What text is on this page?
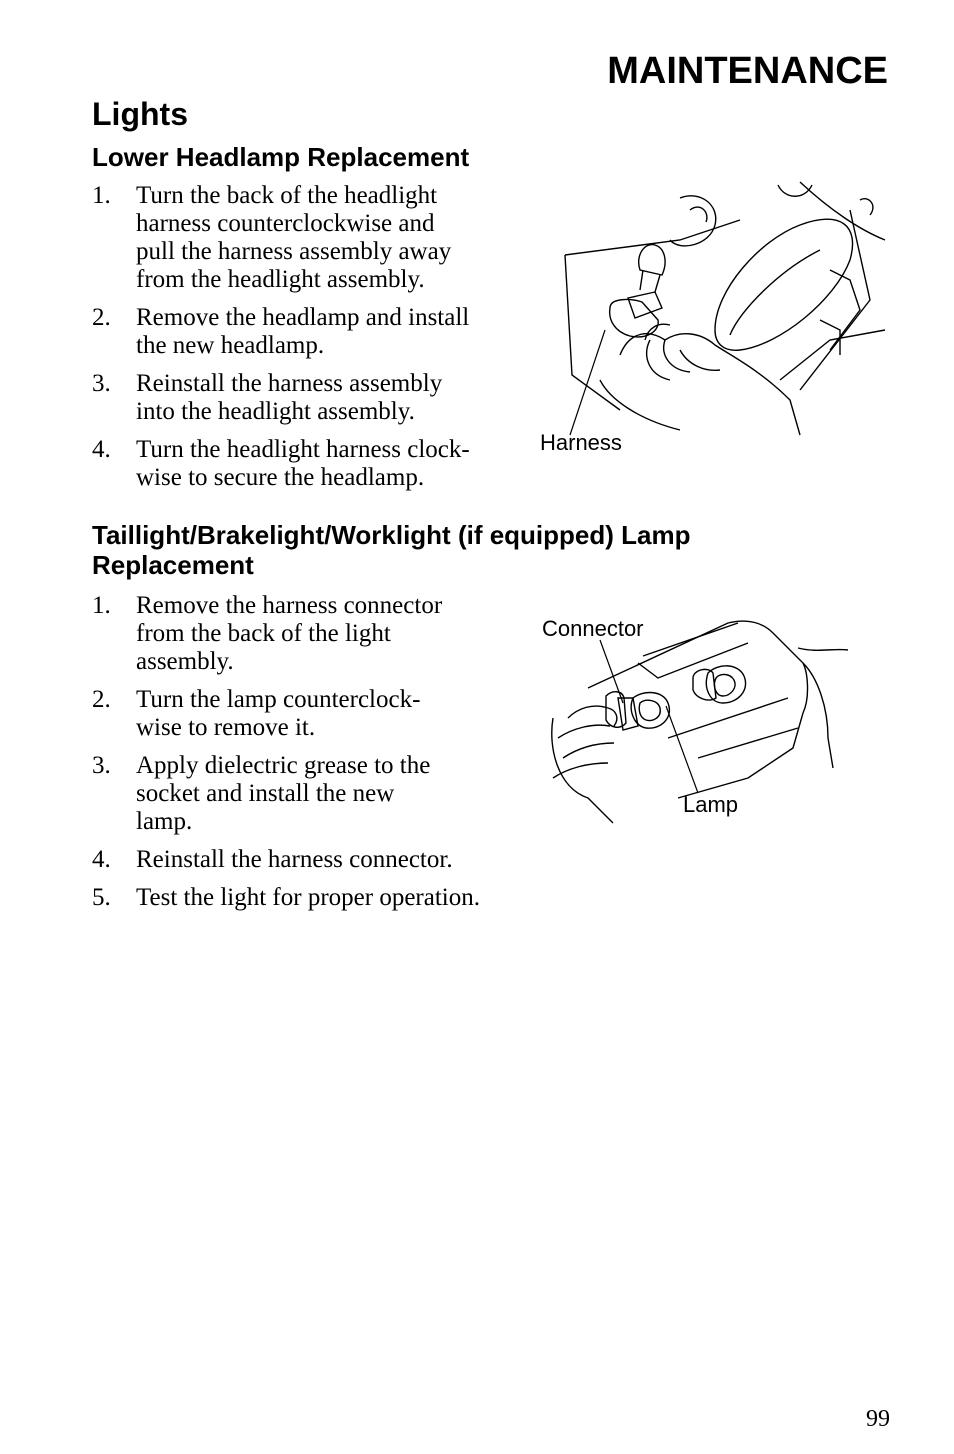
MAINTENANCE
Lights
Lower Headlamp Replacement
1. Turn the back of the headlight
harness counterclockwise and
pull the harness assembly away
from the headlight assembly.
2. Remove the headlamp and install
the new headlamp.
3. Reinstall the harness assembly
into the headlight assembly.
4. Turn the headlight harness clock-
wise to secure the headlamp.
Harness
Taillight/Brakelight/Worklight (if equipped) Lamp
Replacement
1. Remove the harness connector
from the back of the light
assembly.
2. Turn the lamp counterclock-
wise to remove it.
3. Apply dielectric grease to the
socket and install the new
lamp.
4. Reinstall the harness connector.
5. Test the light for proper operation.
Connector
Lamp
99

____________________

* [Goal] Reproduce every entry exactly, but omit each picture.

* [Right answer]
What text is on this page?
MAINTENANCE
Lights
Lower Headlamp Replacement
1. Turn the back of the headlight
harness counterclockwise and
pull the harness assembly away
from the headlight assembly.
2. Remove the headlamp and install
the new headlamp.
3. Reinstall the harness assembly
into the headlight assembly.
4. Turn the headlight harness clock-
wise to secure the headlamp.
Harness
Taillight/Brakelight/Worklight (if equipped) Lamp
Replacement
1. Remove the harness connector
from the back of the light
assembly.
2. Turn the lamp counterclock-
wise to remove it.
3. Apply dielectric grease to the
socket and install the new
lamp.
4. Reinstall the harness connector.
5. Test the light for proper operation.
Connector
Lamp
99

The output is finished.